Set exercise -> Locate the line that contains "Output a JSON". Print it and every subsequent line through the final line of the records, exactly and only those.

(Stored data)

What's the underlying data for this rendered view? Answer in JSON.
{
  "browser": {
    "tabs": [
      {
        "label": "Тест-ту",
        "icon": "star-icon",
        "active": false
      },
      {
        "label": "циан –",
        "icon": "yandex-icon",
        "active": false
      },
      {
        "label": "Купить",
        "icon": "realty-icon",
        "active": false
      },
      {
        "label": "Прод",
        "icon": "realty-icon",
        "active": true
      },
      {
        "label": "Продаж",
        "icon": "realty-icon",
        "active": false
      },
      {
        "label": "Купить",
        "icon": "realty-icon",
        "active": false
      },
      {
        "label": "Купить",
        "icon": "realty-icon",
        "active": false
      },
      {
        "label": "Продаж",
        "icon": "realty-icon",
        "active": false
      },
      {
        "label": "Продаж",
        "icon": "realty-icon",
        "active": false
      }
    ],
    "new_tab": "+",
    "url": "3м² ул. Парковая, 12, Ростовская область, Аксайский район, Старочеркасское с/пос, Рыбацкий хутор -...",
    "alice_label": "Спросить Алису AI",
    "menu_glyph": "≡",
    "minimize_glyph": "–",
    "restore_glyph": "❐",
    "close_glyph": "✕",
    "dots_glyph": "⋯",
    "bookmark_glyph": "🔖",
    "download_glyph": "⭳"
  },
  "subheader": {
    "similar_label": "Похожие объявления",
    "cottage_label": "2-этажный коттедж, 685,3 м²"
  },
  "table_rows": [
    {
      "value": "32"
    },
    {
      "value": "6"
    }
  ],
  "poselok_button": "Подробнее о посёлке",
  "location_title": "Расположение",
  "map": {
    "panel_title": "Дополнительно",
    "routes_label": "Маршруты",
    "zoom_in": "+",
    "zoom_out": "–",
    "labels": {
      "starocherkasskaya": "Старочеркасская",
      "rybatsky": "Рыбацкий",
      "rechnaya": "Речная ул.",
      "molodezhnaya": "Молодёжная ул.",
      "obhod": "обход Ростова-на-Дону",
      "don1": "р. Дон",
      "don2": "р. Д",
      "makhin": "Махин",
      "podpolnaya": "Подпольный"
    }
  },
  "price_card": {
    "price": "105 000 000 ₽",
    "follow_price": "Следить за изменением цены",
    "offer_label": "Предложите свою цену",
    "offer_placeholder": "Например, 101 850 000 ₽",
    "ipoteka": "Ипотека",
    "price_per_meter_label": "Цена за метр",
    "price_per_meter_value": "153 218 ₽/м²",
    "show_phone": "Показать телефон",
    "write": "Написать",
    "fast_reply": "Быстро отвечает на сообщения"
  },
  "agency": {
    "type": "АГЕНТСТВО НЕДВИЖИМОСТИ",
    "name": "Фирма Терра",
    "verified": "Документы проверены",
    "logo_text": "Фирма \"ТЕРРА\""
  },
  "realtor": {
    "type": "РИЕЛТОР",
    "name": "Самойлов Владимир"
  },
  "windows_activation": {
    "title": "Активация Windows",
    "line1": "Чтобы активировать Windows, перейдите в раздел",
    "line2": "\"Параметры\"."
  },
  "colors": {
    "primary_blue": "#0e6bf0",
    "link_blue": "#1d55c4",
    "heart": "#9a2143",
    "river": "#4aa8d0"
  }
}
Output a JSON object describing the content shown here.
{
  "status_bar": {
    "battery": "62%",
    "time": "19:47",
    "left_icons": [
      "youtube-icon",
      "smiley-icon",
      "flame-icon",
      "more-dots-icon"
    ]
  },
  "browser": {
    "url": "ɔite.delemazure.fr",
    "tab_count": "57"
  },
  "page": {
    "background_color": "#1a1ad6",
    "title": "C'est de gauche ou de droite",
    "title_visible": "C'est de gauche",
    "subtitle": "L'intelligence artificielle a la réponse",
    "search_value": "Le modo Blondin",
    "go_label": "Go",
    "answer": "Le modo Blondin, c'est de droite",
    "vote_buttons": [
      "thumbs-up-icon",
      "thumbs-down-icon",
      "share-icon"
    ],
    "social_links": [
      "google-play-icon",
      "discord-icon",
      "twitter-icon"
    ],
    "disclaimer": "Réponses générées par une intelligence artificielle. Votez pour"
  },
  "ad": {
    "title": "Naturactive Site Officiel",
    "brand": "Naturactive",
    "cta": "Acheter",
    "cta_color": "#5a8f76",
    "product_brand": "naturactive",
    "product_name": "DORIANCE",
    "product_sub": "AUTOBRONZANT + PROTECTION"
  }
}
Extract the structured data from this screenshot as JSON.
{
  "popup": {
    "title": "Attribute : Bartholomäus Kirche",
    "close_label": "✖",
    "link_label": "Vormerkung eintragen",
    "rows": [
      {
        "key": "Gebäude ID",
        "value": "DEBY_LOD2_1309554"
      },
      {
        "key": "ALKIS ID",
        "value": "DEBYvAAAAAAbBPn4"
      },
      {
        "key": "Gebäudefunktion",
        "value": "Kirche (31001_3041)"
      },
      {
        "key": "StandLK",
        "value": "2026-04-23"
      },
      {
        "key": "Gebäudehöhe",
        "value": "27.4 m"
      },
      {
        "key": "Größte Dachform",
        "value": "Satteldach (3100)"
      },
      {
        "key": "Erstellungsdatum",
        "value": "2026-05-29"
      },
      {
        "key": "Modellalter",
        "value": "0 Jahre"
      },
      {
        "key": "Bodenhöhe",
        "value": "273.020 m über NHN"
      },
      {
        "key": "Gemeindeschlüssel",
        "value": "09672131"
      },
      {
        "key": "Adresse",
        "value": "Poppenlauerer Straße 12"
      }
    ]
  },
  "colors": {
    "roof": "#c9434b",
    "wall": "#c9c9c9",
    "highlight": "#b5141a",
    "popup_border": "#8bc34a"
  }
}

Full output ->
Output a JSON object describing the content shown here.
{
  "status_bar": {
    "battery": "62%",
    "time": "19:47",
    "left_icons": [
      "youtube-icon",
      "smiley-icon",
      "flame-icon",
      "more-dots-icon"
    ]
  },
  "browser": {
    "url": "ɔite.delemazure.fr",
    "tab_count": "57"
  },
  "page": {
    "background_color": "#1a1ad6",
    "title": "C'est de gauche ou de droite",
    "title_visible": "C'est de gauche",
    "subtitle": "L'intelligence artificielle a la réponse",
    "search_value": "Le modo Blondin",
    "go_label": "Go",
    "answer": "Le modo Blondin, c'est de droite",
    "vote_buttons": [
      "thumbs-up-icon",
      "thumbs-down-icon",
      "share-icon"
    ],
    "social_links": [
      "google-play-icon",
      "discord-icon",
      "twitter-icon"
    ],
    "disclaimer": "Réponses générées par une intelligence artificielle. Votez pour"
  },
  "ad": {
    "title": "Naturactive Site Officiel",
    "brand": "Naturactive",
    "cta": "Acheter",
    "cta_color": "#5a8f76",
    "product_brand": "naturactive",
    "product_name": "DORIANCE",
    "product_sub": "AUTOBRONZANT + PROTECTION"
  }
}
Extract the structured data from this screenshot as JSON.
{
  "popup": {
    "title": "Attribute : Bartholomäus Kirche",
    "close_label": "✖",
    "link_label": "Vormerkung eintragen",
    "rows": [
      {
        "key": "Gebäude ID",
        "value": "DEBY_LOD2_1309554"
      },
      {
        "key": "ALKIS ID",
        "value": "DEBYvAAAAAAbBPn4"
      },
      {
        "key": "Gebäudefunktion",
        "value": "Kirche (31001_3041)"
      },
      {
        "key": "StandLK",
        "value": "2026-04-23"
      },
      {
        "key": "Gebäudehöhe",
        "value": "27.4 m"
      },
      {
        "key": "Größte Dachform",
        "value": "Satteldach (3100)"
      },
      {
        "key": "Erstellungsdatum",
        "value": "2026-05-29"
      },
      {
        "key": "Modellalter",
        "value": "0 Jahre"
      },
      {
        "key": "Bodenhöhe",
        "value": "273.020 m über NHN"
      },
      {
        "key": "Gemeindeschlüssel",
        "value": "09672131"
      },
      {
        "key": "Adresse",
        "value": "Poppenlauerer Straße 12"
      }
    ]
  },
  "colors": {
    "roof": "#c9434b",
    "wall": "#c9c9c9",
    "highlight": "#b5141a",
    "popup_border": "#8bc34a"
  }
}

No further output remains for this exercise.